* Data:
*****
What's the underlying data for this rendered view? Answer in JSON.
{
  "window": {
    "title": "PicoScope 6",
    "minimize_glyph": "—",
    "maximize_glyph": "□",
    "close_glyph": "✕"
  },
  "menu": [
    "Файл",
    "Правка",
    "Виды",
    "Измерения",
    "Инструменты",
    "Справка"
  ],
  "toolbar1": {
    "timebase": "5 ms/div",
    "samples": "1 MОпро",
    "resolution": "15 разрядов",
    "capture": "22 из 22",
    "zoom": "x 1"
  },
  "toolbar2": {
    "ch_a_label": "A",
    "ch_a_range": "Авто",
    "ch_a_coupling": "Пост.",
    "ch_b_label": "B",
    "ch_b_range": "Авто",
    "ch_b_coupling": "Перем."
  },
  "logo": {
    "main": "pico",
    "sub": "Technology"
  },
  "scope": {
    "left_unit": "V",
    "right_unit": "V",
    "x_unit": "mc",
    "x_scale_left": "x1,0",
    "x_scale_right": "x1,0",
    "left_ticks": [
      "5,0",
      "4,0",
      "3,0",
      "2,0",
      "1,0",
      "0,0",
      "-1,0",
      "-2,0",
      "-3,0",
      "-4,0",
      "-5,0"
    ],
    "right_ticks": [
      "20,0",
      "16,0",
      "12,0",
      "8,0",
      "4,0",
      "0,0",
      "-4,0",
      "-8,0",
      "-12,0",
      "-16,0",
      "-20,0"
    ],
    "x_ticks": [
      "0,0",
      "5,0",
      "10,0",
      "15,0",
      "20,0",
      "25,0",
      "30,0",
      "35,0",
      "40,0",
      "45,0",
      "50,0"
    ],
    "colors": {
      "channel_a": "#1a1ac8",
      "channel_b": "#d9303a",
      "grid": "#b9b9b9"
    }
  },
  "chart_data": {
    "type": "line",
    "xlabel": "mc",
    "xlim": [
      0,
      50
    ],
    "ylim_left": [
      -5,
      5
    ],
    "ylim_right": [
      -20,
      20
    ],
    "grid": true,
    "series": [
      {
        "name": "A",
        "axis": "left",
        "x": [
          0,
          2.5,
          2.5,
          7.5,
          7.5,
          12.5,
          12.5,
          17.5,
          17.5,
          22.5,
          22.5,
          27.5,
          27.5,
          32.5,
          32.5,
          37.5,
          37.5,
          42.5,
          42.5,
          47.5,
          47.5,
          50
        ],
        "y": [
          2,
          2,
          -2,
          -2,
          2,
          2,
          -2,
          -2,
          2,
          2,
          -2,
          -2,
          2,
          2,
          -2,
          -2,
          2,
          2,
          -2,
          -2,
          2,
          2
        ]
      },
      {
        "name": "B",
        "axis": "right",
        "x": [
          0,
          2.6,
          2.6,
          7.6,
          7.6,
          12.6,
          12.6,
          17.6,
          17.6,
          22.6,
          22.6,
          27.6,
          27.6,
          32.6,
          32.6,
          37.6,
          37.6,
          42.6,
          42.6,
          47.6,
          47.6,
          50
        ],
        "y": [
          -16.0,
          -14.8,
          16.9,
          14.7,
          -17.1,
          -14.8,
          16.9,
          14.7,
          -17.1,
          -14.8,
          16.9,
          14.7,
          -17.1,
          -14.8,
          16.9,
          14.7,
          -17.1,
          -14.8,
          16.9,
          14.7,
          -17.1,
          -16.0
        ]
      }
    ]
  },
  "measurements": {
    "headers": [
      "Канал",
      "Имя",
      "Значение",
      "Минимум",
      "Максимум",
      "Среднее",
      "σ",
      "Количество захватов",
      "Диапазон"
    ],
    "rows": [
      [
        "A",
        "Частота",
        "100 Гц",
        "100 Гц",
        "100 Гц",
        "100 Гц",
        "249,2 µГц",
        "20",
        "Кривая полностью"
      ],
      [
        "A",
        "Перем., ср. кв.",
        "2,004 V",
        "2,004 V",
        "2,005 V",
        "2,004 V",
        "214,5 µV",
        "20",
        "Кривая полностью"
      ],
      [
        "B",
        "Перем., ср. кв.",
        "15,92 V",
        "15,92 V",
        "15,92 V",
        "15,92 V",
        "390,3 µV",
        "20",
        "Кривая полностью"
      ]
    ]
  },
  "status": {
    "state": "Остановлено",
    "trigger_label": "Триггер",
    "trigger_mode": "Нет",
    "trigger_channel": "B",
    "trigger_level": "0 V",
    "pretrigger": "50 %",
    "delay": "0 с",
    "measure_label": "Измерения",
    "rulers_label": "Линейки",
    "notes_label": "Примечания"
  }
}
*****
* Exercise: Return the entries above exactly, each one complete.

* Complete response:
What's the underlying data for this rendered view? Answer in JSON.
{
  "window": {
    "title": "PicoScope 6",
    "minimize_glyph": "—",
    "maximize_glyph": "□",
    "close_glyph": "✕"
  },
  "menu": [
    "Файл",
    "Правка",
    "Виды",
    "Измерения",
    "Инструменты",
    "Справка"
  ],
  "toolbar1": {
    "timebase": "5 ms/div",
    "samples": "1 MОпро",
    "resolution": "15 разрядов",
    "capture": "22 из 22",
    "zoom": "x 1"
  },
  "toolbar2": {
    "ch_a_label": "A",
    "ch_a_range": "Авто",
    "ch_a_coupling": "Пост.",
    "ch_b_label": "B",
    "ch_b_range": "Авто",
    "ch_b_coupling": "Перем."
  },
  "logo": {
    "main": "pico",
    "sub": "Technology"
  },
  "scope": {
    "left_unit": "V",
    "right_unit": "V",
    "x_unit": "mc",
    "x_scale_left": "x1,0",
    "x_scale_right": "x1,0",
    "left_ticks": [
      "5,0",
      "4,0",
      "3,0",
      "2,0",
      "1,0",
      "0,0",
      "-1,0",
      "-2,0",
      "-3,0",
      "-4,0",
      "-5,0"
    ],
    "right_ticks": [
      "20,0",
      "16,0",
      "12,0",
      "8,0",
      "4,0",
      "0,0",
      "-4,0",
      "-8,0",
      "-12,0",
      "-16,0",
      "-20,0"
    ],
    "x_ticks": [
      "0,0",
      "5,0",
      "10,0",
      "15,0",
      "20,0",
      "25,0",
      "30,0",
      "35,0",
      "40,0",
      "45,0",
      "50,0"
    ],
    "colors": {
      "channel_a": "#1a1ac8",
      "channel_b": "#d9303a",
      "grid": "#b9b9b9"
    }
  },
  "chart_data": {
    "type": "line",
    "xlabel": "mc",
    "xlim": [
      0,
      50
    ],
    "ylim_left": [
      -5,
      5
    ],
    "ylim_right": [
      -20,
      20
    ],
    "grid": true,
    "series": [
      {
        "name": "A",
        "axis": "left",
        "x": [
          0,
          2.5,
          2.5,
          7.5,
          7.5,
          12.5,
          12.5,
          17.5,
          17.5,
          22.5,
          22.5,
          27.5,
          27.5,
          32.5,
          32.5,
          37.5,
          37.5,
          42.5,
          42.5,
          47.5,
          47.5,
          50
        ],
        "y": [
          2,
          2,
          -2,
          -2,
          2,
          2,
          -2,
          -2,
          2,
          2,
          -2,
          -2,
          2,
          2,
          -2,
          -2,
          2,
          2,
          -2,
          -2,
          2,
          2
        ]
      },
      {
        "name": "B",
        "axis": "right",
        "x": [
          0,
          2.6,
          2.6,
          7.6,
          7.6,
          12.6,
          12.6,
          17.6,
          17.6,
          22.6,
          22.6,
          27.6,
          27.6,
          32.6,
          32.6,
          37.6,
          37.6,
          42.6,
          42.6,
          47.6,
          47.6,
          50
        ],
        "y": [
          -16.0,
          -14.8,
          16.9,
          14.7,
          -17.1,
          -14.8,
          16.9,
          14.7,
          -17.1,
          -14.8,
          16.9,
          14.7,
          -17.1,
          -14.8,
          16.9,
          14.7,
          -17.1,
          -14.8,
          16.9,
          14.7,
          -17.1,
          -16.0
        ]
      }
    ]
  },
  "measurements": {
    "headers": [
      "Канал",
      "Имя",
      "Значение",
      "Минимум",
      "Максимум",
      "Среднее",
      "σ",
      "Количество захватов",
      "Диапазон"
    ],
    "rows": [
      [
        "A",
        "Частота",
        "100 Гц",
        "100 Гц",
        "100 Гц",
        "100 Гц",
        "249,2 µГц",
        "20",
        "Кривая полностью"
      ],
      [
        "A",
        "Перем., ср. кв.",
        "2,004 V",
        "2,004 V",
        "2,005 V",
        "2,004 V",
        "214,5 µV",
        "20",
        "Кривая полностью"
      ],
      [
        "B",
        "Перем., ср. кв.",
        "15,92 V",
        "15,92 V",
        "15,92 V",
        "15,92 V",
        "390,3 µV",
        "20",
        "Кривая полностью"
      ]
    ]
  },
  "status": {
    "state": "Остановлено",
    "trigger_label": "Триггер",
    "trigger_mode": "Нет",
    "trigger_channel": "B",
    "trigger_level": "0 V",
    "pretrigger": "50 %",
    "delay": "0 с",
    "measure_label": "Измерения",
    "rulers_label": "Линейки",
    "notes_label": "Примечания"
  }
}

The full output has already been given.